## Extract
Time is ubiquitous in road safety data, since collisions and road safety implementations always happen at some point in time. This section will show how you can analyse the temporal dimensions of the real world crashes_2021 object we created in Chapter 4, and then demonstrate how to handle time series data in base R, as well as with hms and lubridate packages. The aim is to get you up-to-speed with how data analysis with time data ‘feels’ before learning the details in subsequent sections. If you are the kind of person who likes to know the details first, feel free to skip this section and return to it later.
library(tidyverse)
── Attaching core tidyverse packages ──────────────────────── tidyverse 2.0.0 ──
✔ dplyr 1.1.4 ✔ readr 2.1.5
✔ forcats 1.0.0 ✔ stringr 1.5.1
✔ ggplot2 3.5.2 ✔ tibble 3.3.0
✔ lubridate 1.9.4 ✔ tidyr 1.3.1
✔ purrr 1.1.0
── Conflicts ────────────────────────────────────────── tidyverse_conflicts() ──
✖ dplyr::filter() masks stats::filter()
✖ dplyr::lag() masks stats::lag()
ℹ Use the conflicted package (<http://conflicted.r-lib.org/>) to force all conflicts to become errors
crashes =tibble(casualty_type =c("pedestrian", "cyclist", "cat"),casualty_age =seq(from =20, to =60, by =20),vehicle_type =c("car", "bus", "tank"),dark =c(TRUE, FALSE, TRUE))
6.1 Temporal analysis of crash data
To get a feel for temporal data analysis in R, let’s start by reading-in crash data for 2021 with the stats19 package by typing the following into the Source Editor and running the code, line-by-line, as taught in Chapter 3:
library(stats19)crashes_2021 =get_stats19(2021)

## To-do list
1) Besides base R, which packages does the road safety section name for handling time series data?
2) Repeat word for word the part of the road safety section starting at "library(tidyverse)" and ending at "dplyr::lag() masks stats::lag()".

## Records
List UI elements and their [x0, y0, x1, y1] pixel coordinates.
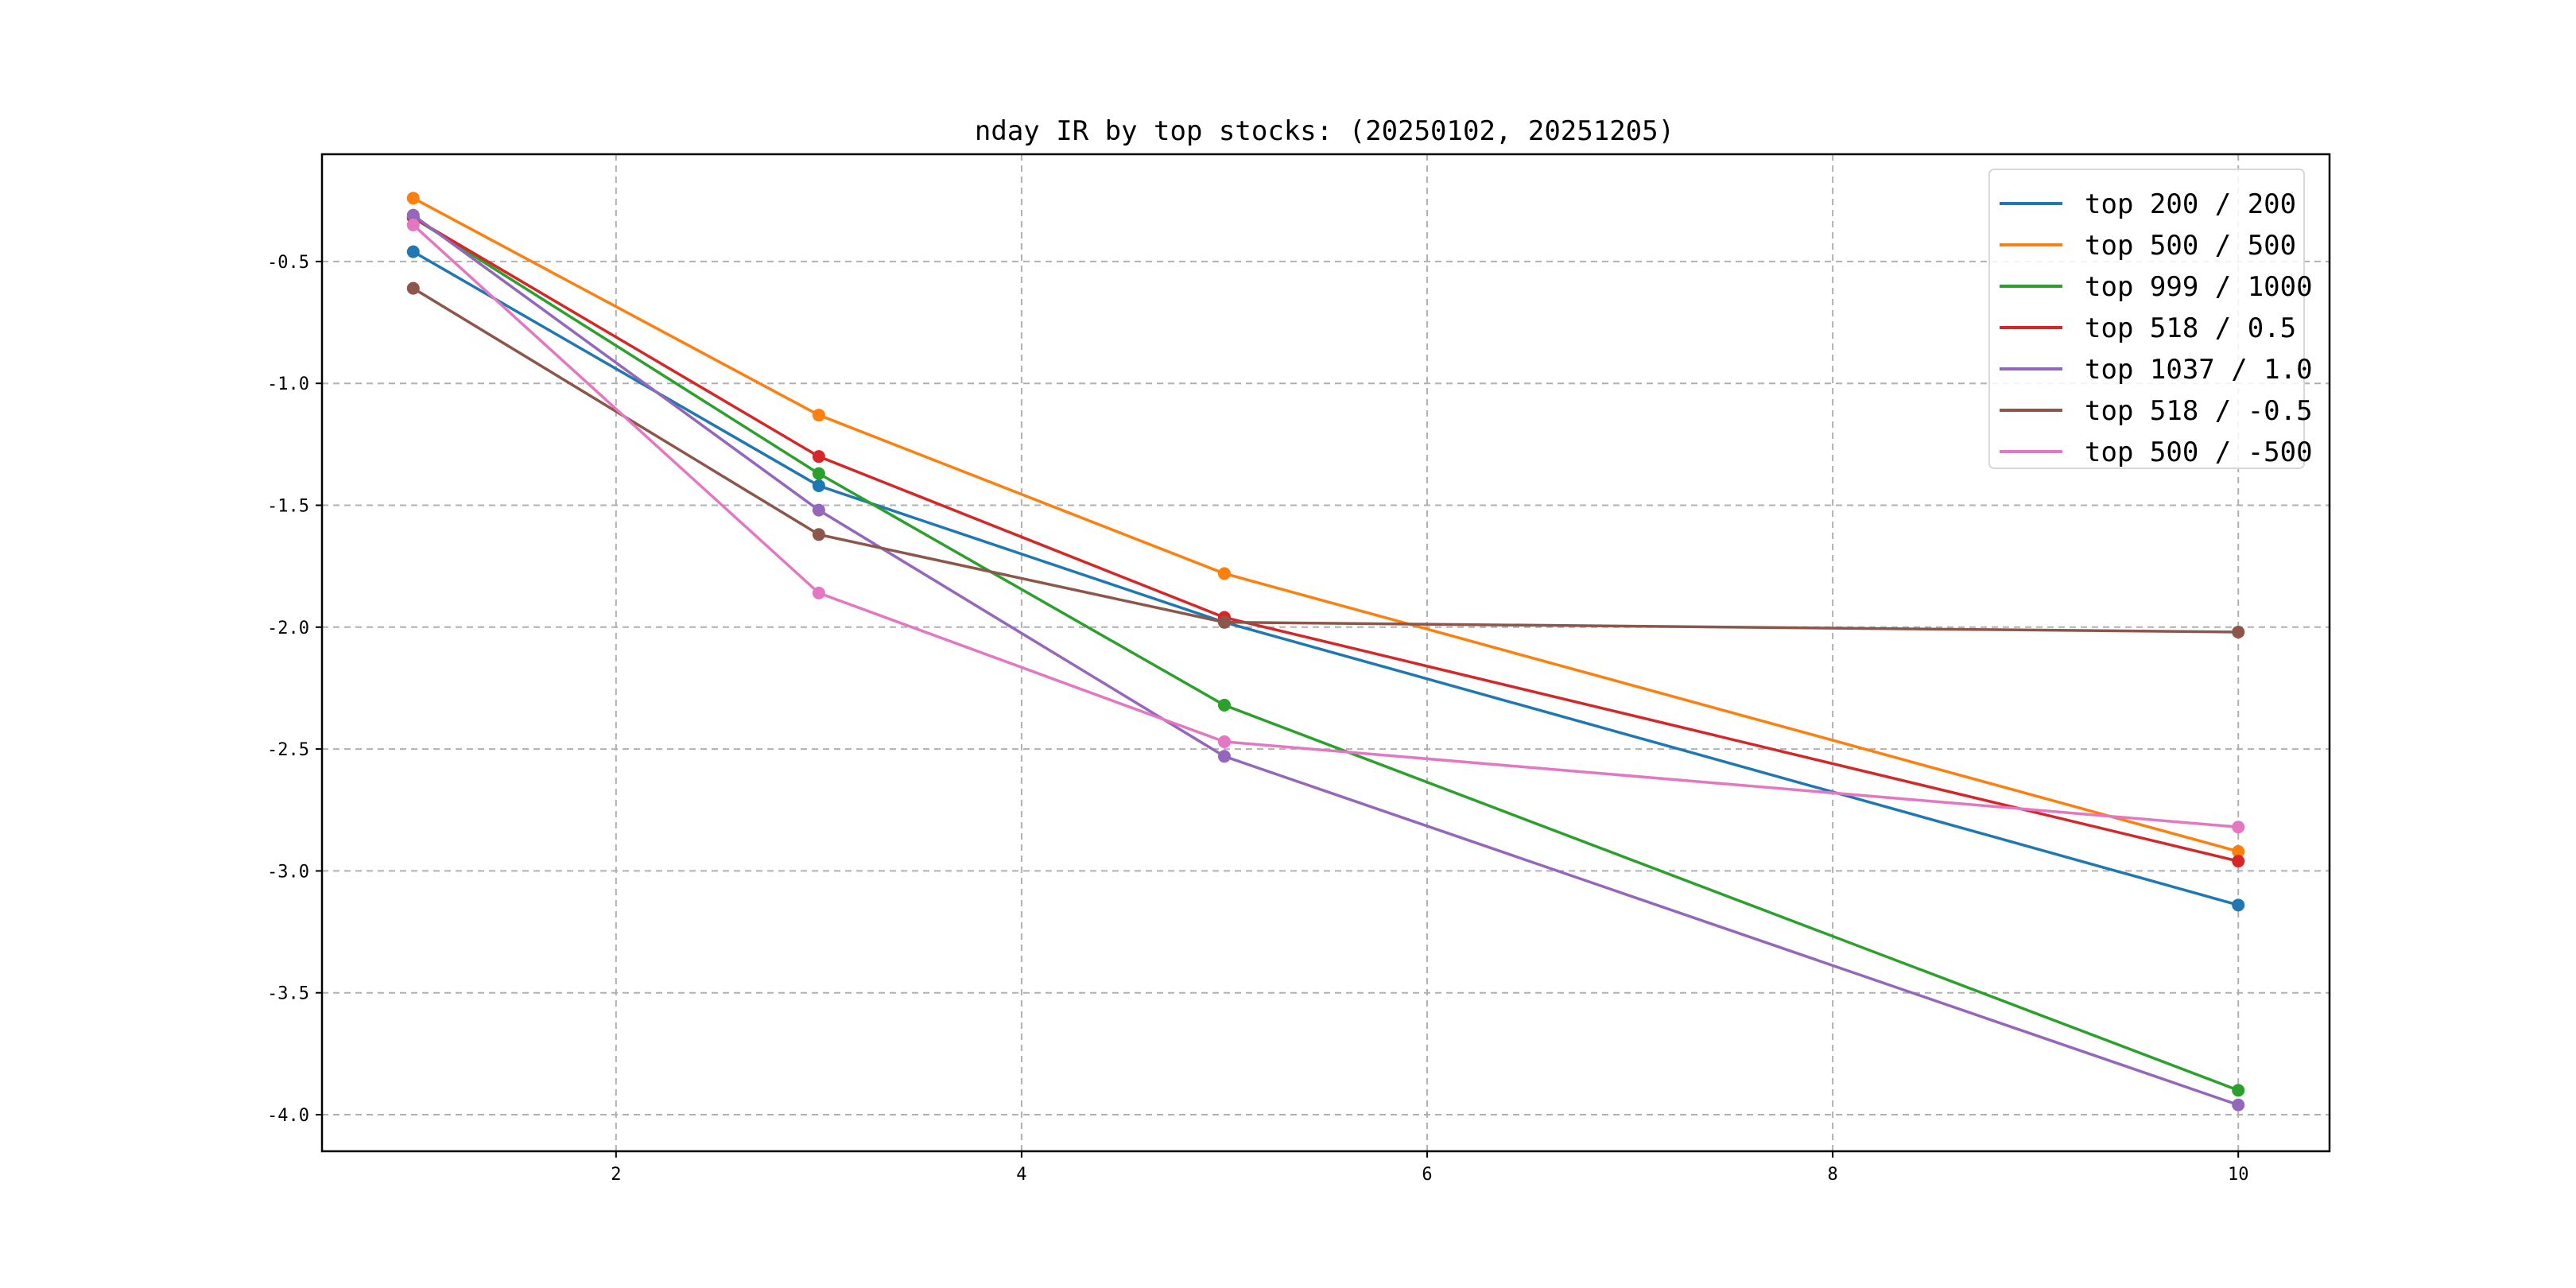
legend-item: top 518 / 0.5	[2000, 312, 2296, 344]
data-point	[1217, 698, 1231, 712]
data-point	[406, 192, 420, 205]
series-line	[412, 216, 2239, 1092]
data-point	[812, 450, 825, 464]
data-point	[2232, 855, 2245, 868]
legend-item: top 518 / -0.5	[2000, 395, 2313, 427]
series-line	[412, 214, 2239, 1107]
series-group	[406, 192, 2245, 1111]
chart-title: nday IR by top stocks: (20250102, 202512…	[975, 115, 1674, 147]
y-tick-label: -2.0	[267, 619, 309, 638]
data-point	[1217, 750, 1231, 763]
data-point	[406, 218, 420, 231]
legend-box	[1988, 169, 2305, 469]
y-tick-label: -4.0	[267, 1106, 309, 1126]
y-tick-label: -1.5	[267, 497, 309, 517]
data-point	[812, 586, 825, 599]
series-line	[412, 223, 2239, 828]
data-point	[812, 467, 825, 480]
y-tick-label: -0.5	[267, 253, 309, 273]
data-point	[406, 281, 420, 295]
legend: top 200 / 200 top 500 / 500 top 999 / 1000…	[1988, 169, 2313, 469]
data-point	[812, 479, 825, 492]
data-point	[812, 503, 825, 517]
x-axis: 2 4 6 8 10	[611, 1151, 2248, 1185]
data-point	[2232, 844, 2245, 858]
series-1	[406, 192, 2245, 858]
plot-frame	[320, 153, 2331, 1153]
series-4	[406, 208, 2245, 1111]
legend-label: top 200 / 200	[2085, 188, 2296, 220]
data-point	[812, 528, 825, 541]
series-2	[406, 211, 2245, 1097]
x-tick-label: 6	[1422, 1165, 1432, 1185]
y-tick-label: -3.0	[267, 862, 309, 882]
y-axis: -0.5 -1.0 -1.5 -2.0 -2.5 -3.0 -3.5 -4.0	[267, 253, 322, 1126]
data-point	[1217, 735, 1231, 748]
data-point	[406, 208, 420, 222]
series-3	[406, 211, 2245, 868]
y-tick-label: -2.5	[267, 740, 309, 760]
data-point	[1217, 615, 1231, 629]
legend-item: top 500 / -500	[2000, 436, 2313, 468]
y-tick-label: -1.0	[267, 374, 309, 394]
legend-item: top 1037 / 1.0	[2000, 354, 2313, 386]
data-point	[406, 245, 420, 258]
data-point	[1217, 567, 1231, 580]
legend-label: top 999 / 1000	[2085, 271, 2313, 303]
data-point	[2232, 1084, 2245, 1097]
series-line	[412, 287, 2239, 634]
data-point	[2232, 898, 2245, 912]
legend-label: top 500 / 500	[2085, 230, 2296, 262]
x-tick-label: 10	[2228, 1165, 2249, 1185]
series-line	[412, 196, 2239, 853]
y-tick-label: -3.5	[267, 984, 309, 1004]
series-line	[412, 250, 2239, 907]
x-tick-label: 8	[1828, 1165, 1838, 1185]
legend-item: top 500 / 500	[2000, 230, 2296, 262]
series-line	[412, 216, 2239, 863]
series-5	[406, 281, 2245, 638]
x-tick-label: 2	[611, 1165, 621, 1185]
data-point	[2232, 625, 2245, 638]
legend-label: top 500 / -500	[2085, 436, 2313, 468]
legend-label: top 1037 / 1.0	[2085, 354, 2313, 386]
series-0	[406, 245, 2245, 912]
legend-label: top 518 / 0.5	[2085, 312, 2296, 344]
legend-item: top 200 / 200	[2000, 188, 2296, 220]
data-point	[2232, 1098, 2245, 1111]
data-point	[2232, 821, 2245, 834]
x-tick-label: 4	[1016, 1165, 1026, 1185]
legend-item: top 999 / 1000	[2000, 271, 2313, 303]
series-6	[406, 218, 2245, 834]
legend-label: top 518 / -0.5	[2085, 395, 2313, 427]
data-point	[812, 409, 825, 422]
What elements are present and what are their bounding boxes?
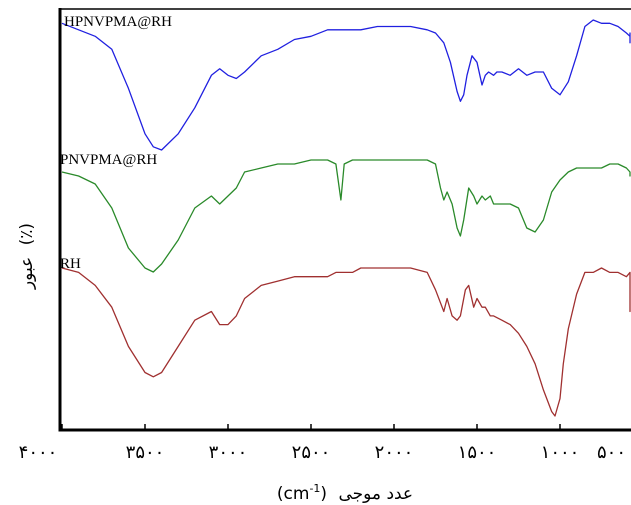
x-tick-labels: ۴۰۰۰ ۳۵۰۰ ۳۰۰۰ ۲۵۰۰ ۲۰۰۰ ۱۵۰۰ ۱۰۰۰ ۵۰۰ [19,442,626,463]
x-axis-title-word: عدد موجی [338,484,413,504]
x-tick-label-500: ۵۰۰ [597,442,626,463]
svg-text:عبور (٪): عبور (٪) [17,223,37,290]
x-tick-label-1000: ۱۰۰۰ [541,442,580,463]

## The answers
1) The hms and lubridate packages.

2)
library(tidyverse)
── Attaching core tidyverse packages ──────────────────────── tidyverse 2.0.0 ──
✔ dplyr 1.1.4 ✔ readr 2.1.5
✔ forcats 1.0.0 ✔ stringr 1.5.1
✔ ggplot2 3.5.2 ✔ tibble 3.3.0
✔ lubridate 1.9.4 ✔ tidyr 1.3.1
✔ purrr 1.1.0
── Conflicts ────────────────────────────────────────── tidyverse_conflicts() ──
✖ dplyr::filter() masks stats::filter()
✖ dplyr::lag() masks stats::lag()